What is being asked. Identify, in the records below, every line where the string "screenshot" appears, and copy each such line.

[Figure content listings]
---
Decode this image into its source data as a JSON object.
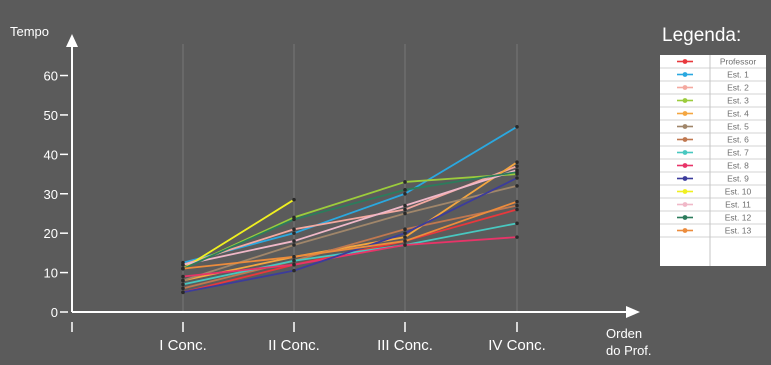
{
  "chart_data": {
    "type": "line",
    "ylabel": "Tempo",
    "xlabel_line1": "Orden",
    "xlabel_line2": "do Prof.",
    "categories": [
      "I Conc.",
      "II Conc.",
      "III Conc.",
      "IV Conc."
    ],
    "yticks": [
      "0",
      "10",
      "20",
      "30",
      "40",
      "50",
      "60"
    ],
    "ylim": [
      0,
      68
    ],
    "grid": "vertical",
    "legend_title": "Legenda:",
    "legend_position": "right",
    "series": [
      {
        "name": "Professor",
        "color": "#e8383c",
        "values": [
          5,
          12,
          18,
          26
        ]
      },
      {
        "name": "Est. 1",
        "color": "#2aa8e0",
        "values": [
          12.5,
          20,
          30,
          47
        ]
      },
      {
        "name": "Est. 2",
        "color": "#f4a9a0",
        "values": [
          12,
          21,
          26,
          37
        ]
      },
      {
        "name": "Est. 3",
        "color": "#9ccc3c",
        "values": [
          11,
          24,
          33,
          35
        ]
      },
      {
        "name": "Est. 4",
        "color": "#f4a640",
        "values": [
          8,
          14,
          19,
          38
        ]
      },
      {
        "name": "Est. 5",
        "color": "#a0866a",
        "values": [
          8,
          17,
          25,
          32
        ]
      },
      {
        "name": "Est. 6",
        "color": "#c07850",
        "values": [
          6,
          13,
          21,
          27
        ]
      },
      {
        "name": "Est. 7",
        "color": "#48c8c0",
        "values": [
          7,
          13,
          17,
          22.5
        ]
      },
      {
        "name": "Est. 8",
        "color": "#e83468",
        "values": [
          9,
          12,
          17,
          19
        ]
      },
      {
        "name": "Est. 9",
        "color": "#3c3c9c",
        "values": [
          5,
          10.5,
          20,
          34
        ]
      },
      {
        "name": "Est. 10",
        "color": "#f0f020",
        "values": [
          11,
          28.5,
          null,
          null
        ]
      },
      {
        "name": "Est. 11",
        "color": "#f0b8c8",
        "values": [
          12,
          18,
          27,
          36
        ]
      },
      {
        "name": "Est. 12",
        "color": "#2c7c5c",
        "values": [
          11,
          23.5,
          31,
          35.5
        ]
      },
      {
        "name": "Est. 13",
        "color": "#ec8c3c",
        "values": [
          11,
          14,
          18,
          28
        ]
      }
    ],
    "legend_labels": [
      "Professor",
      "Est. 1",
      "Est. 2",
      "Est. 3",
      "Est. 4",
      "Est. 5",
      "Est. 6",
      "Est. 7",
      "Est. 8",
      "Est. 9",
      "Est. 10",
      "Est. 11",
      "Est. 12",
      "Est. 13"
    ]
  }
}
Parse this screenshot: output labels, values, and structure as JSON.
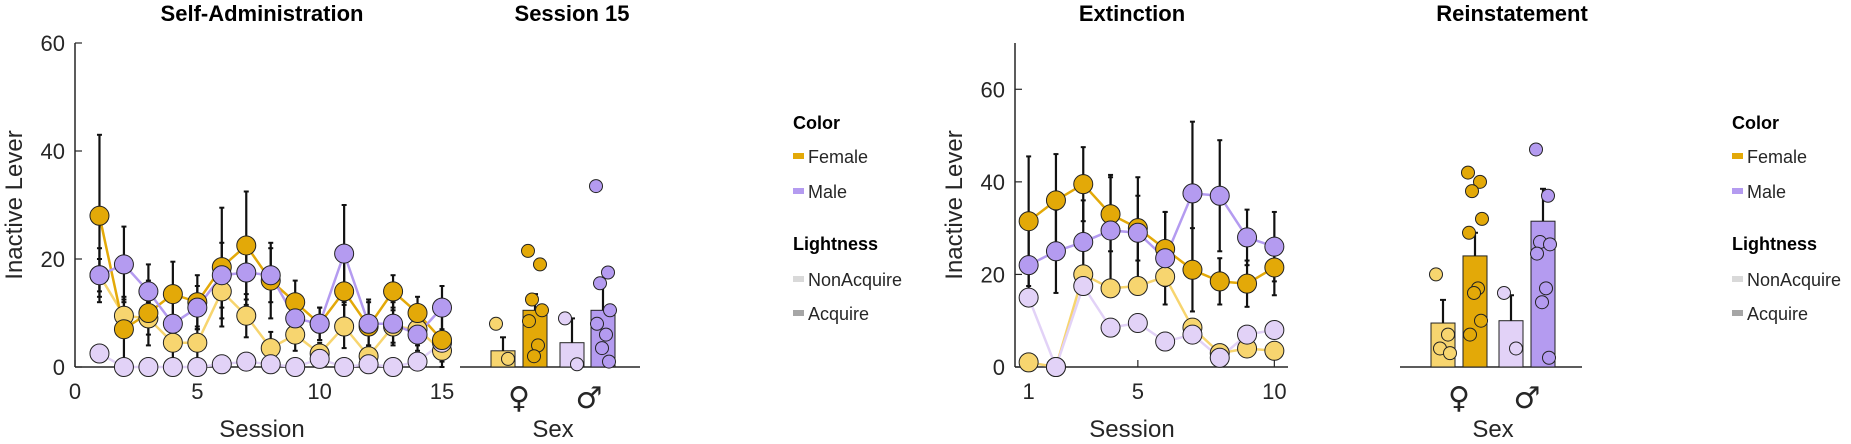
{
  "colors": {
    "female_dark": "#E3A908",
    "female_light": "#F7D56F",
    "male_dark": "#B49BF0",
    "male_light": "#E2D2F7",
    "axis": "#262626",
    "error": "#111111"
  },
  "chart_data": [
    {
      "panel": "self-administration",
      "type": "line",
      "title": "Self-Administration",
      "xlabel": "Session",
      "ylabel": "Inactive Lever",
      "xlim": [
        0,
        15
      ],
      "ylim": [
        0,
        60
      ],
      "xticks": [
        "0",
        "5",
        "10",
        "15"
      ],
      "yticks": [
        "0",
        "20",
        "40",
        "60"
      ],
      "x": [
        1,
        2,
        3,
        4,
        5,
        6,
        7,
        8,
        9,
        10,
        11,
        12,
        13,
        14,
        15
      ],
      "series": [
        {
          "sex": "Female",
          "group": "Acquire",
          "values": [
            28,
            7,
            10,
            13.5,
            12,
            18.5,
            22.5,
            16,
            12,
            8,
            14,
            7.5,
            14,
            10,
            5
          ],
          "err": [
            15,
            6,
            6,
            6,
            5,
            11,
            10,
            7,
            4,
            3,
            8,
            5,
            3,
            3,
            6
          ]
        },
        {
          "sex": "Female",
          "group": "NonAcquire",
          "values": [
            17,
            9.5,
            9,
            4.5,
            4.5,
            14,
            9.5,
            3.5,
            6,
            2.5,
            7.5,
            2,
            7.5,
            7,
            3
          ],
          "err": [
            3,
            3,
            3,
            3,
            3,
            5,
            4,
            3,
            3,
            2,
            4,
            2,
            3,
            3,
            2
          ]
        },
        {
          "sex": "Male",
          "group": "Acquire",
          "values": [
            17,
            19,
            14,
            8,
            11,
            17,
            17.5,
            17,
            9,
            8,
            21,
            8,
            8,
            6,
            11
          ],
          "err": [
            5,
            7,
            5,
            4,
            4,
            6,
            6,
            5,
            4,
            3,
            9,
            4,
            4,
            3,
            4
          ]
        },
        {
          "sex": "Male",
          "group": "NonAcquire",
          "values": [
            2.5,
            0,
            0,
            0,
            0,
            0.5,
            1,
            0.5,
            0,
            1.5,
            0,
            0.5,
            0,
            1,
            4.5
          ],
          "err": [
            0,
            0,
            0,
            0,
            0,
            0,
            0,
            0,
            0,
            0,
            0,
            0,
            0,
            0,
            0
          ]
        }
      ]
    },
    {
      "panel": "session-15",
      "type": "bar",
      "title": "Session 15",
      "xlabel": "Sex",
      "ylim": [
        0,
        60
      ],
      "categories": [
        "♀",
        "♂"
      ],
      "bars": [
        {
          "sex": "Female",
          "group": "NonAcquire",
          "value": 3,
          "err": 2.5,
          "points": [
            8,
            1.5
          ]
        },
        {
          "sex": "Female",
          "group": "Acquire",
          "value": 10.5,
          "err": 3,
          "points": [
            21.5,
            19,
            12.5,
            10.5,
            8.5,
            4,
            2
          ]
        },
        {
          "sex": "Male",
          "group": "NonAcquire",
          "value": 4.5,
          "err": 4.5,
          "points": [
            9,
            0.5
          ]
        },
        {
          "sex": "Male",
          "group": "Acquire",
          "value": 10.5,
          "err": 5,
          "points": [
            33.5,
            17.5,
            15.5,
            10.5,
            8,
            6,
            3.5,
            1
          ]
        }
      ]
    },
    {
      "panel": "extinction",
      "type": "line",
      "title": "Extinction",
      "xlabel": "Session",
      "ylabel": "Inactive Lever",
      "xlim": [
        0.5,
        10.5
      ],
      "ylim": [
        0,
        70
      ],
      "xticks": [
        "1",
        "5",
        "10"
      ],
      "yticks": [
        "0",
        "20",
        "40",
        "60"
      ],
      "x": [
        1,
        2,
        3,
        4,
        5,
        6,
        7,
        8,
        9,
        10
      ],
      "series": [
        {
          "sex": "Female",
          "group": "Acquire",
          "values": [
            31.5,
            36,
            39.5,
            33,
            30,
            25.5,
            21,
            18.5,
            18,
            21.5
          ],
          "err": [
            14,
            10,
            8,
            8,
            7,
            8,
            9,
            5,
            5,
            6
          ]
        },
        {
          "sex": "Female",
          "group": "NonAcquire",
          "values": [
            1,
            0,
            20,
            17,
            17.5,
            19.5,
            8.5,
            3,
            4,
            3.5
          ],
          "err": [
            0,
            0,
            0,
            0,
            0,
            0,
            0,
            0,
            0,
            0
          ]
        },
        {
          "sex": "Male",
          "group": "Acquire",
          "values": [
            22,
            25,
            27,
            29.5,
            29,
            23.5,
            37.5,
            37,
            28,
            26
          ],
          "err": [
            8,
            9,
            9,
            12,
            12,
            10,
            15.5,
            12,
            6,
            7.5
          ]
        },
        {
          "sex": "Male",
          "group": "NonAcquire",
          "values": [
            15,
            0,
            17.5,
            8.5,
            9.5,
            5.5,
            7,
            2,
            7,
            8
          ],
          "err": [
            0,
            0,
            0,
            0,
            0,
            0,
            0,
            0,
            0,
            0
          ]
        }
      ]
    },
    {
      "panel": "reinstatement",
      "type": "bar",
      "title": "Reinstatement",
      "xlabel": "Sex",
      "ylim": [
        0,
        70
      ],
      "categories": [
        "♀",
        "♂"
      ],
      "bars": [
        {
          "sex": "Female",
          "group": "NonAcquire",
          "value": 9.5,
          "err": 5,
          "points": [
            20,
            7,
            4,
            3
          ]
        },
        {
          "sex": "Female",
          "group": "Acquire",
          "value": 24,
          "err": 5,
          "points": [
            42,
            40,
            38,
            32,
            29,
            17,
            16,
            10,
            7
          ]
        },
        {
          "sex": "Male",
          "group": "NonAcquire",
          "value": 10,
          "err": 5.5,
          "points": [
            16,
            4
          ]
        },
        {
          "sex": "Male",
          "group": "Acquire",
          "value": 31.5,
          "err": 7,
          "points": [
            47,
            37,
            27,
            26.5,
            24.5,
            17,
            14,
            2
          ]
        }
      ]
    }
  ],
  "legends": [
    {
      "color_title": "Color",
      "female": "Female",
      "male": "Male",
      "lightness_title": "Lightness",
      "nonacquire": "NonAcquire",
      "acquire": "Acquire"
    },
    {
      "color_title": "Color",
      "female": "Female",
      "male": "Male",
      "lightness_title": "Lightness",
      "nonacquire": "NonAcquire",
      "acquire": "Acquire"
    }
  ]
}
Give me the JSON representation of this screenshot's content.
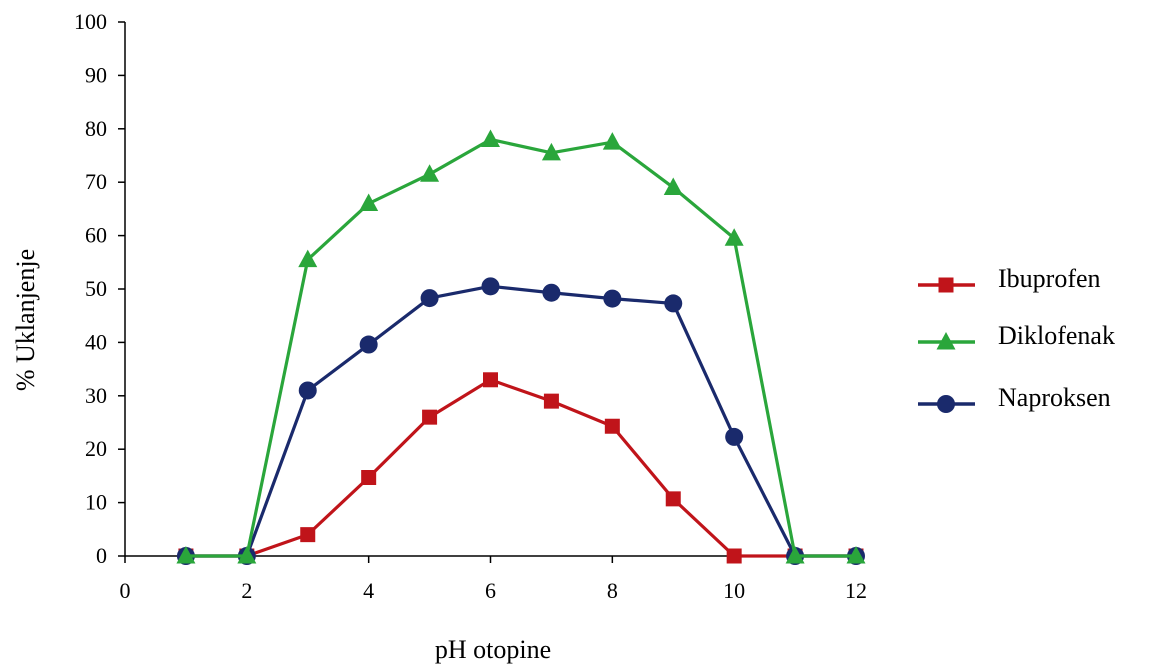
{
  "chart_data": {
    "type": "line",
    "title": "",
    "xlabel": "pH otopine",
    "ylabel": "% Uklanjenje",
    "xlim": [
      0,
      12
    ],
    "ylim": [
      0,
      100
    ],
    "x_ticks": [
      0,
      2,
      4,
      6,
      8,
      10,
      12
    ],
    "y_ticks": [
      0,
      10,
      20,
      30,
      40,
      50,
      60,
      70,
      80,
      90,
      100
    ],
    "x_tick_labels": [
      "0",
      "2",
      "4",
      "6",
      "8",
      "10",
      "12"
    ],
    "y_tick_labels": [
      "0",
      "10",
      "20",
      "30",
      "40",
      "50",
      "60",
      "70",
      "80",
      "90",
      "100"
    ],
    "grid": false,
    "legend_position": "right",
    "x": [
      1,
      2,
      3,
      4,
      5,
      6,
      7,
      8,
      9,
      10,
      11,
      12
    ],
    "series": [
      {
        "name": "Ibuprofen",
        "color": "#c0141a",
        "marker": "square",
        "values": [
          0,
          0,
          4,
          14.7,
          26,
          33,
          29,
          24.3,
          10.7,
          0,
          0,
          0
        ]
      },
      {
        "name": "Diklofenak",
        "color": "#2aa63b",
        "marker": "triangle",
        "values": [
          0,
          0,
          55.5,
          66,
          71.5,
          78,
          75.5,
          77.5,
          69,
          59.5,
          0,
          0
        ]
      },
      {
        "name": "Naproksen",
        "color": "#1a2a6c",
        "marker": "circle",
        "values": [
          0,
          0,
          31,
          39.6,
          48.3,
          50.5,
          49.3,
          48.2,
          47.3,
          22.3,
          0,
          0
        ]
      }
    ]
  }
}
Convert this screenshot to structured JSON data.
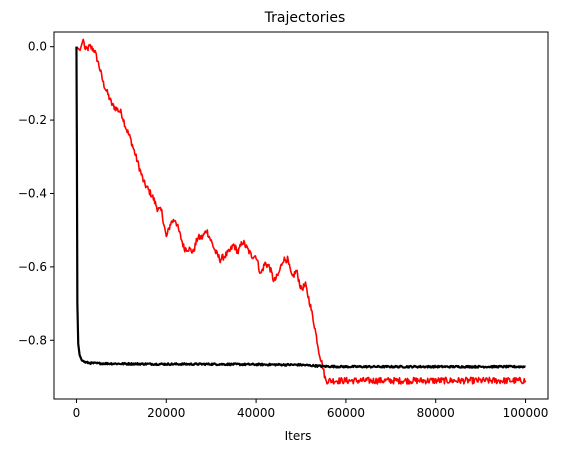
{
  "chart_data": {
    "type": "line",
    "title": "Trajectories",
    "xlabel": "Iters",
    "ylabel": "",
    "xlim": [
      -5000,
      105000
    ],
    "ylim": [
      -0.96,
      0.04
    ],
    "xticks": [
      0,
      20000,
      40000,
      60000,
      80000,
      100000
    ],
    "xtick_labels": [
      "0",
      "20000",
      "40000",
      "60000",
      "80000",
      "100000"
    ],
    "yticks": [
      0.0,
      -0.2,
      -0.4,
      -0.6,
      -0.8
    ],
    "ytick_labels": [
      "0.0",
      "−0.2",
      "−0.4",
      "−0.6",
      "−0.8"
    ],
    "grid": false,
    "legend": "none",
    "series": [
      {
        "color": "#ff0000",
        "x": [
          0,
          800,
          1500,
          2000,
          3000,
          4000,
          5000,
          6000,
          7000,
          8000,
          9000,
          10000,
          11000,
          12000,
          13000,
          14000,
          15000,
          16000,
          17000,
          18000,
          19000,
          20000,
          21000,
          22000,
          23000,
          24000,
          25000,
          26000,
          27000,
          28000,
          29000,
          30000,
          31000,
          32000,
          33000,
          34000,
          35000,
          36000,
          37000,
          38000,
          39000,
          40000,
          41000,
          42000,
          43000,
          44000,
          45000,
          46000,
          47000,
          48000,
          49000,
          50000,
          51000,
          52000,
          53000,
          54000,
          54800,
          55500,
          60000,
          70000,
          80000,
          90000,
          100000
        ],
        "y": [
          0.0,
          -0.01,
          0.02,
          -0.01,
          0.0,
          -0.01,
          -0.05,
          -0.1,
          -0.13,
          -0.16,
          -0.17,
          -0.18,
          -0.22,
          -0.25,
          -0.29,
          -0.33,
          -0.37,
          -0.39,
          -0.41,
          -0.44,
          -0.45,
          -0.52,
          -0.48,
          -0.47,
          -0.51,
          -0.55,
          -0.55,
          -0.56,
          -0.52,
          -0.52,
          -0.5,
          -0.53,
          -0.56,
          -0.58,
          -0.57,
          -0.56,
          -0.54,
          -0.56,
          -0.53,
          -0.55,
          -0.57,
          -0.57,
          -0.62,
          -0.59,
          -0.6,
          -0.64,
          -0.62,
          -0.58,
          -0.58,
          -0.63,
          -0.61,
          -0.66,
          -0.65,
          -0.7,
          -0.76,
          -0.83,
          -0.87,
          -0.91,
          -0.91,
          -0.91,
          -0.91,
          -0.91,
          -0.91
        ]
      },
      {
        "color": "#000000",
        "x": [
          0,
          100,
          200,
          400,
          700,
          1200,
          2000,
          3000,
          5000,
          10000,
          20000,
          30000,
          40000,
          50000,
          55000,
          60000,
          70000,
          80000,
          90000,
          100000
        ],
        "y": [
          0.0,
          -0.3,
          -0.7,
          -0.81,
          -0.84,
          -0.855,
          -0.86,
          -0.862,
          -0.863,
          -0.864,
          -0.865,
          -0.865,
          -0.866,
          -0.867,
          -0.871,
          -0.872,
          -0.872,
          -0.872,
          -0.872,
          -0.872
        ]
      }
    ]
  }
}
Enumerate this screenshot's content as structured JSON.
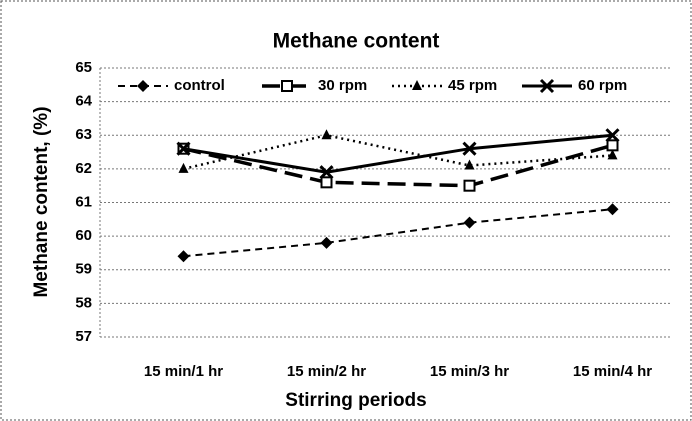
---
Answer to the problem.
Parse this screenshot: output labels, values, and structure as JSON.
Give me the JSON representation of this screenshot's content.
Convert this screenshot to structured JSON data.
Enumerate this screenshot's content as structured JSON.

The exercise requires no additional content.